— Start —

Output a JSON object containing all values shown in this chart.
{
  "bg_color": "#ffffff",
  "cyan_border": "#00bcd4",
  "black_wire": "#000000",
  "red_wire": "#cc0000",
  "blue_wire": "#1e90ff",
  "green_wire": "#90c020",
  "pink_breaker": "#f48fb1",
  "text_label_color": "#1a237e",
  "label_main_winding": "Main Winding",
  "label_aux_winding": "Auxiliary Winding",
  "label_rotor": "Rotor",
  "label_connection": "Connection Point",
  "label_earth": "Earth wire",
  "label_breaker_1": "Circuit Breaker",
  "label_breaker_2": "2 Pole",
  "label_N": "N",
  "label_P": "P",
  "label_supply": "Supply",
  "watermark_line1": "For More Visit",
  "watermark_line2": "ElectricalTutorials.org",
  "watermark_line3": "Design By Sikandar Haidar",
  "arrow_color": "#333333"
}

— End —

- Exercise aim -
Write out the material exactly as given.

- Complete response -
Output a JSON object containing all values shown in this chart.
{
  "bg_color": "#ffffff",
  "cyan_border": "#00bcd4",
  "black_wire": "#000000",
  "red_wire": "#cc0000",
  "blue_wire": "#1e90ff",
  "green_wire": "#90c020",
  "pink_breaker": "#f48fb1",
  "text_label_color": "#1a237e",
  "label_main_winding": "Main Winding",
  "label_aux_winding": "Auxiliary Winding",
  "label_rotor": "Rotor",
  "label_connection": "Connection Point",
  "label_earth": "Earth wire",
  "label_breaker_1": "Circuit Breaker",
  "label_breaker_2": "2 Pole",
  "label_N": "N",
  "label_P": "P",
  "label_supply": "Supply",
  "watermark_line1": "For More Visit",
  "watermark_line2": "ElectricalTutorials.org",
  "watermark_line3": "Design By Sikandar Haidar",
  "arrow_color": "#333333"
}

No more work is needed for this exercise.